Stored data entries
##############################

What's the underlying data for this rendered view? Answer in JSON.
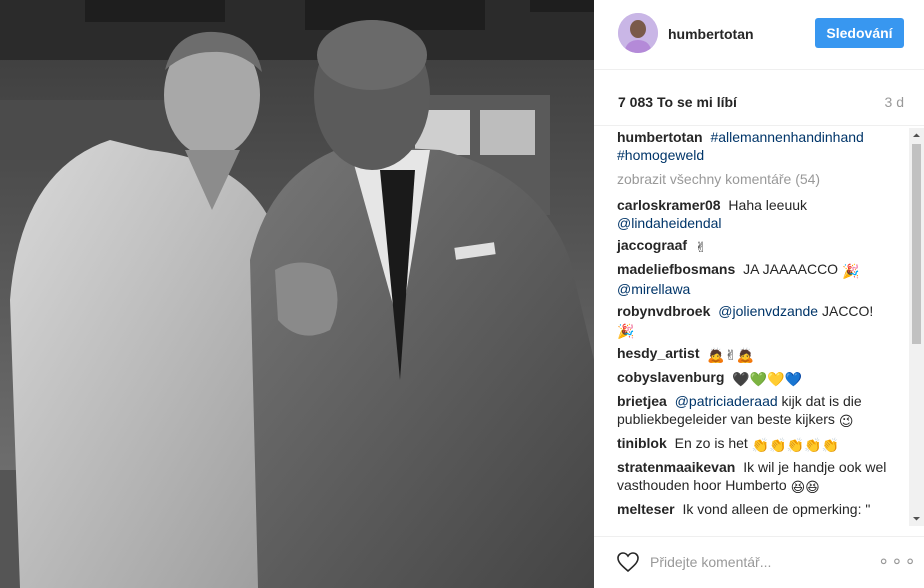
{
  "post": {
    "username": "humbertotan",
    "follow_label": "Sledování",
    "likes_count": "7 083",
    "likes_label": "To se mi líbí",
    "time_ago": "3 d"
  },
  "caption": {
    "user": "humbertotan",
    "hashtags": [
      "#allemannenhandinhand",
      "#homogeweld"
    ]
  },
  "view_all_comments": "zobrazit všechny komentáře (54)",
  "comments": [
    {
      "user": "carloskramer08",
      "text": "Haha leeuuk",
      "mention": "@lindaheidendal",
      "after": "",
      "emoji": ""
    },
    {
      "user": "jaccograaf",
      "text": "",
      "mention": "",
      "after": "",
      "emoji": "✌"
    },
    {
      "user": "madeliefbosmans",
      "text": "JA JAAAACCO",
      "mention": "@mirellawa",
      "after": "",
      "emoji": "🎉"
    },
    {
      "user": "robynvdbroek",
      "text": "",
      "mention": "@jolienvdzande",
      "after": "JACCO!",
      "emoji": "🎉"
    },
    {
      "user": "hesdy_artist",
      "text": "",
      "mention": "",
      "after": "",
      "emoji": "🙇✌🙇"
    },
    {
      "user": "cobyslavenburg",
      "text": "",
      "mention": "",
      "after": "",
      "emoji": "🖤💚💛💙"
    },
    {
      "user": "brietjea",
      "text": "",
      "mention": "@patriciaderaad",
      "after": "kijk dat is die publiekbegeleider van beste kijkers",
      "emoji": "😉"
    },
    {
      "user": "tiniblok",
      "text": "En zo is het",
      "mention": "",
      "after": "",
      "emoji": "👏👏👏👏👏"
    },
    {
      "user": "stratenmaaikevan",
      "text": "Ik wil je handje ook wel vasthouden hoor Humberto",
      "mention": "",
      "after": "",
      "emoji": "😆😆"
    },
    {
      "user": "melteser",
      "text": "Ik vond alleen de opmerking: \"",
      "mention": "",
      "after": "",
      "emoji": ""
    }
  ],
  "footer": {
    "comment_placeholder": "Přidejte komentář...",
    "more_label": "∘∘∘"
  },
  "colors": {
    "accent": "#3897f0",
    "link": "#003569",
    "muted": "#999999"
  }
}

##############################

Set down every entry word for word, but omit the pictures.

What's the underlying data for this rendered view? Answer in JSON.
{
  "post": {
    "username": "humbertotan",
    "follow_label": "Sledování",
    "likes_count": "7 083",
    "likes_label": "To se mi líbí",
    "time_ago": "3 d"
  },
  "caption": {
    "user": "humbertotan",
    "hashtags": [
      "#allemannenhandinhand",
      "#homogeweld"
    ]
  },
  "view_all_comments": "zobrazit všechny komentáře (54)",
  "comments": [
    {
      "user": "carloskramer08",
      "text": "Haha leeuuk",
      "mention": "@lindaheidendal",
      "after": "",
      "emoji": ""
    },
    {
      "user": "jaccograaf",
      "text": "",
      "mention": "",
      "after": "",
      "emoji": "✌"
    },
    {
      "user": "madeliefbosmans",
      "text": "JA JAAAACCO",
      "mention": "@mirellawa",
      "after": "",
      "emoji": "🎉"
    },
    {
      "user": "robynvdbroek",
      "text": "",
      "mention": "@jolienvdzande",
      "after": "JACCO!",
      "emoji": "🎉"
    },
    {
      "user": "hesdy_artist",
      "text": "",
      "mention": "",
      "after": "",
      "emoji": "🙇✌🙇"
    },
    {
      "user": "cobyslavenburg",
      "text": "",
      "mention": "",
      "after": "",
      "emoji": "🖤💚💛💙"
    },
    {
      "user": "brietjea",
      "text": "",
      "mention": "@patriciaderaad",
      "after": "kijk dat is die publiekbegeleider van beste kijkers",
      "emoji": "😉"
    },
    {
      "user": "tiniblok",
      "text": "En zo is het",
      "mention": "",
      "after": "",
      "emoji": "👏👏👏👏👏"
    },
    {
      "user": "stratenmaaikevan",
      "text": "Ik wil je handje ook wel vasthouden hoor Humberto",
      "mention": "",
      "after": "",
      "emoji": "😆😆"
    },
    {
      "user": "melteser",
      "text": "Ik vond alleen de opmerking: \"",
      "mention": "",
      "after": "",
      "emoji": ""
    }
  ],
  "footer": {
    "comment_placeholder": "Přidejte komentář...",
    "more_label": "∘∘∘"
  },
  "colors": {
    "accent": "#3897f0",
    "link": "#003569",
    "muted": "#999999"
  }
}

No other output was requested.